> [Prompt]:
Leaving the pictures aside, transcribe every line below exactly.

[START Given entries]

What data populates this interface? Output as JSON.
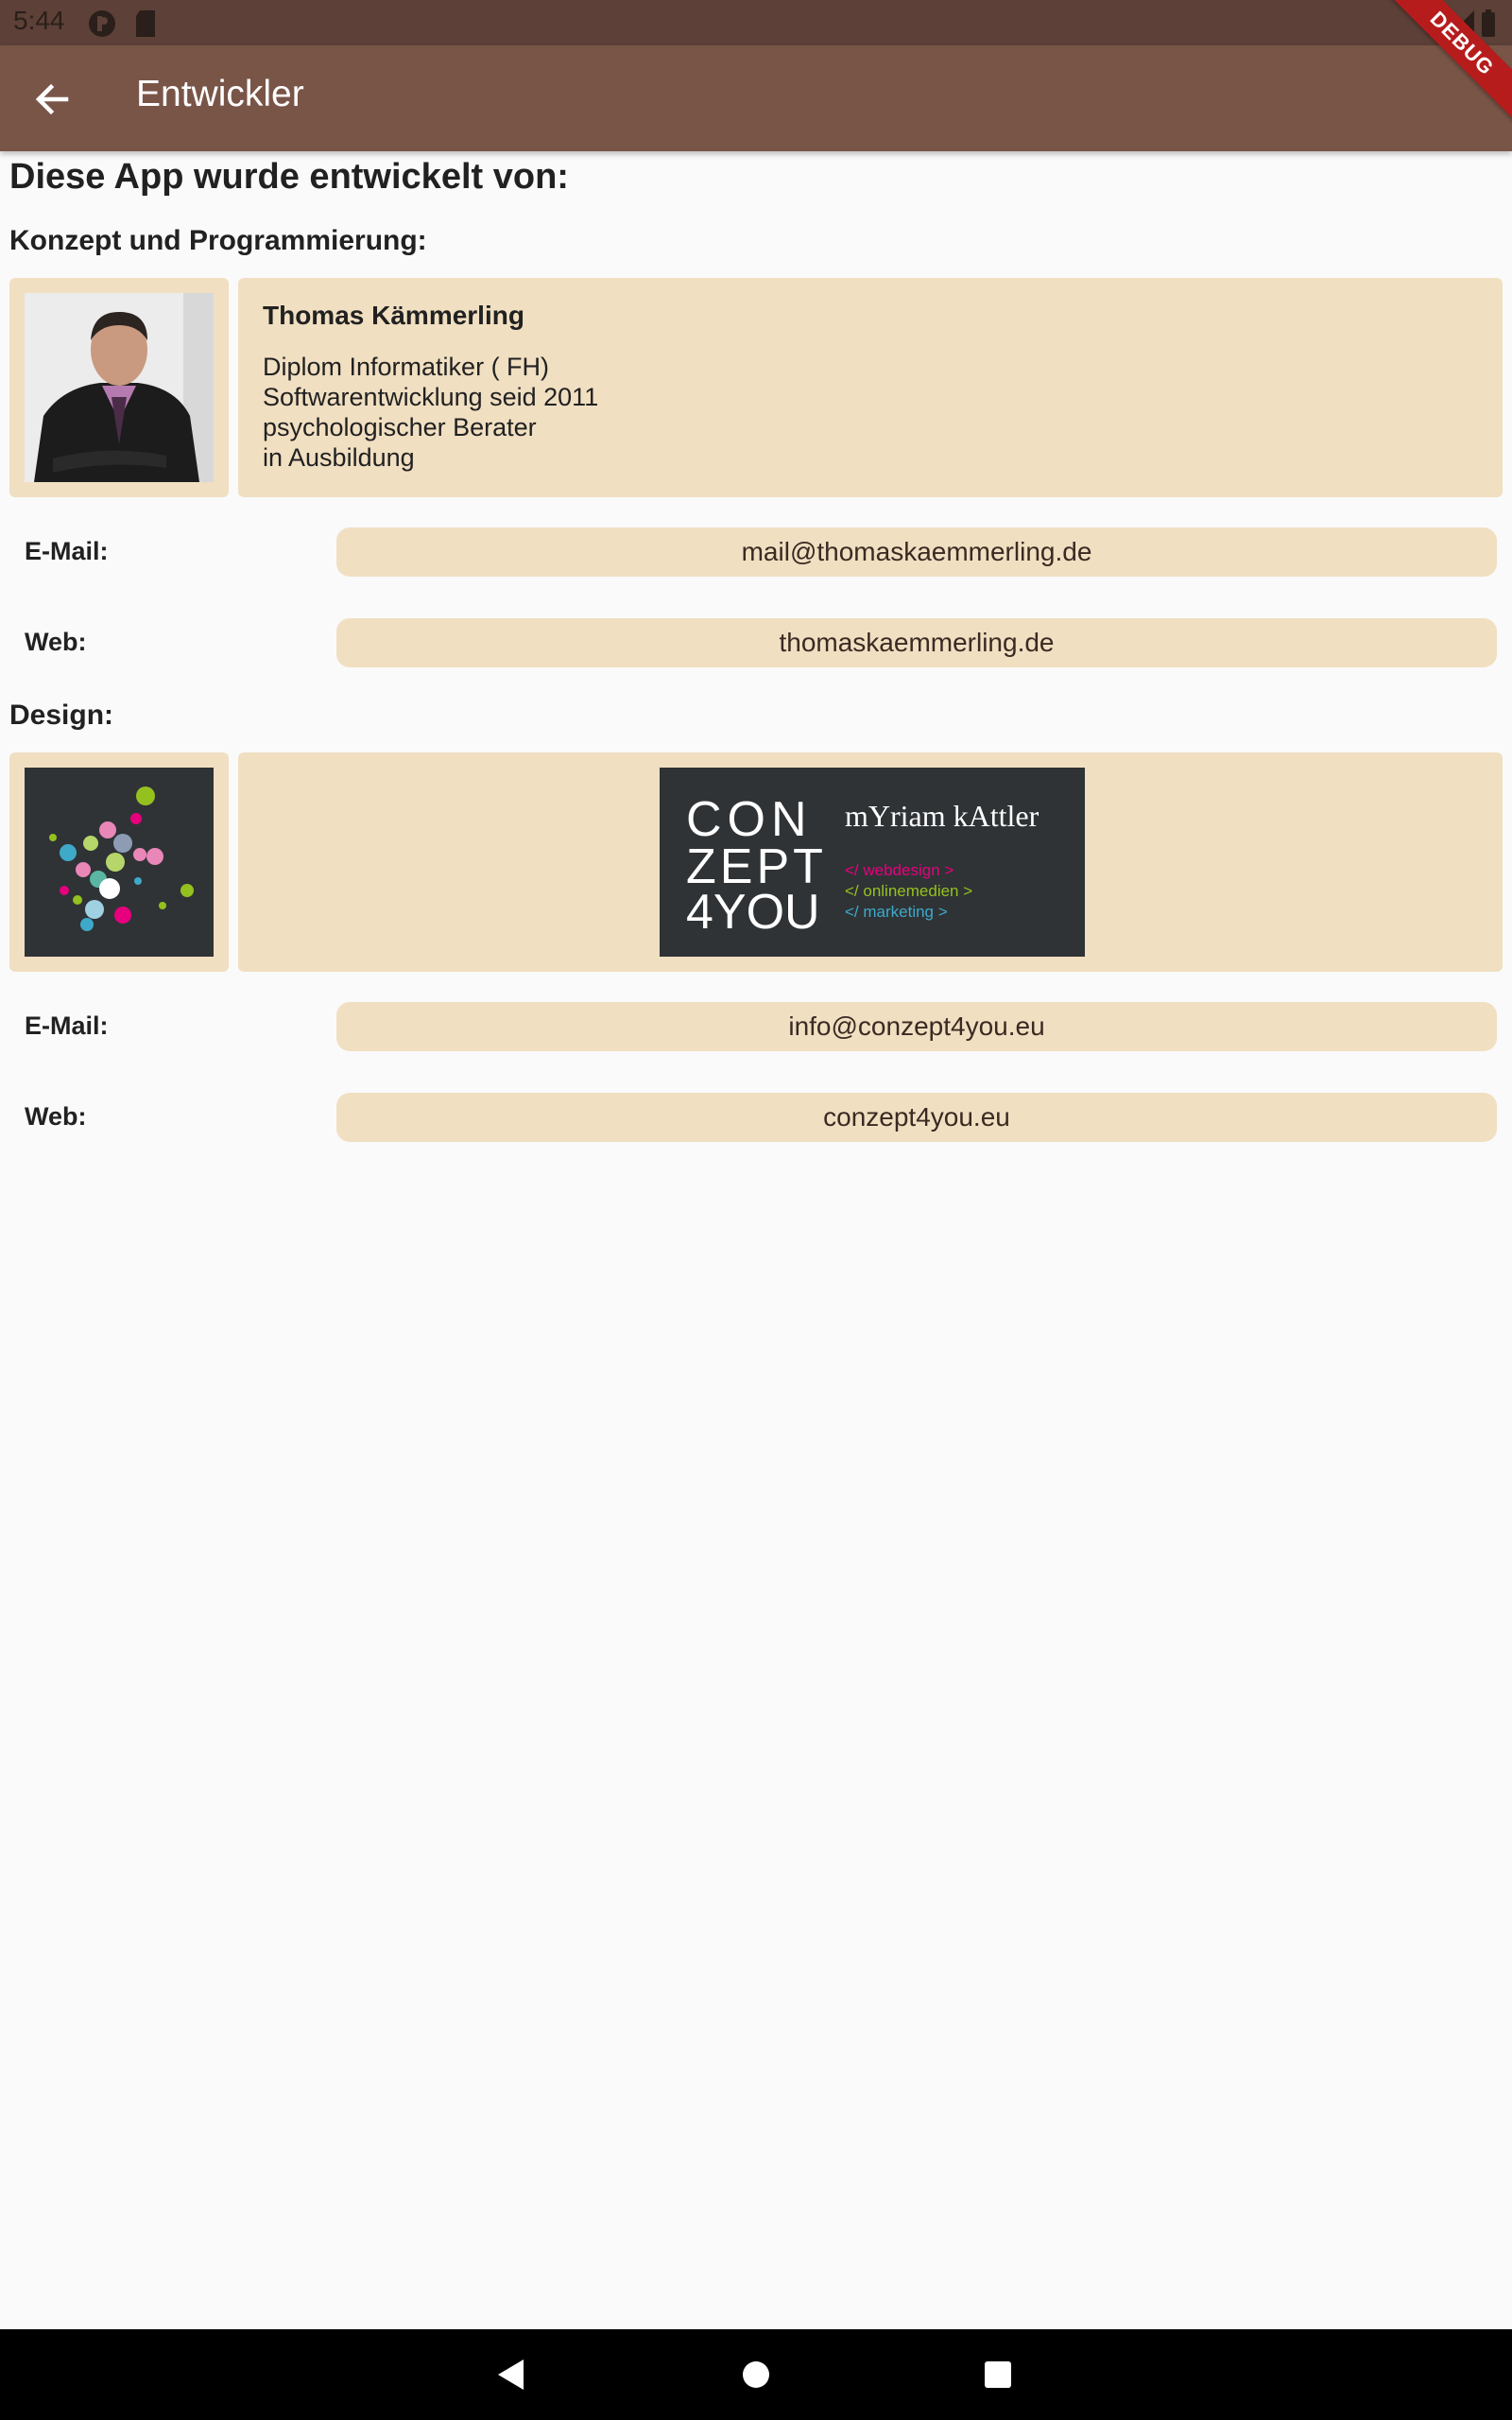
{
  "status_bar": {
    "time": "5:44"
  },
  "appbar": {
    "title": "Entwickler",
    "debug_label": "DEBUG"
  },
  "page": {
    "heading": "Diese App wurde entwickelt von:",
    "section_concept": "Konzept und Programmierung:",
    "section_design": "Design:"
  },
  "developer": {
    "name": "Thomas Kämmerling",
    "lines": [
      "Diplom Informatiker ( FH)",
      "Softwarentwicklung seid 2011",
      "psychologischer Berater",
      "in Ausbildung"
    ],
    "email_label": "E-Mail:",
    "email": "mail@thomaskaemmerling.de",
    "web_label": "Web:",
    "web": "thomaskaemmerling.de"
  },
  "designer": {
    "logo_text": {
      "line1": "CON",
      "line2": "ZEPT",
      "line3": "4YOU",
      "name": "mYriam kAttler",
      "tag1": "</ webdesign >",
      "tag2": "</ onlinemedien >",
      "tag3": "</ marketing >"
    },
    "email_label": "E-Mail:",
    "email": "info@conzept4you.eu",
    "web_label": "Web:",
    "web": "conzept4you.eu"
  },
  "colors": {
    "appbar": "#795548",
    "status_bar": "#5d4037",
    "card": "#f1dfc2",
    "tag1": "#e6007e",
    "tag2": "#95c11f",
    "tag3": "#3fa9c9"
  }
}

[END Given entries]

> [Solution for this task]:
What data populates this interface? Output as JSON.
{
  "status_bar": {
    "time": "5:44"
  },
  "appbar": {
    "title": "Entwickler",
    "debug_label": "DEBUG"
  },
  "page": {
    "heading": "Diese App wurde entwickelt von:",
    "section_concept": "Konzept und Programmierung:",
    "section_design": "Design:"
  },
  "developer": {
    "name": "Thomas Kämmerling",
    "lines": [
      "Diplom Informatiker ( FH)",
      "Softwarentwicklung seid 2011",
      "psychologischer Berater",
      "in Ausbildung"
    ],
    "email_label": "E-Mail:",
    "email": "mail@thomaskaemmerling.de",
    "web_label": "Web:",
    "web": "thomaskaemmerling.de"
  },
  "designer": {
    "logo_text": {
      "line1": "CON",
      "line2": "ZEPT",
      "line3": "4YOU",
      "name": "mYriam kAttler",
      "tag1": "</ webdesign >",
      "tag2": "</ onlinemedien >",
      "tag3": "</ marketing >"
    },
    "email_label": "E-Mail:",
    "email": "info@conzept4you.eu",
    "web_label": "Web:",
    "web": "conzept4you.eu"
  },
  "colors": {
    "appbar": "#795548",
    "status_bar": "#5d4037",
    "card": "#f1dfc2",
    "tag1": "#e6007e",
    "tag2": "#95c11f",
    "tag3": "#3fa9c9"
  }
}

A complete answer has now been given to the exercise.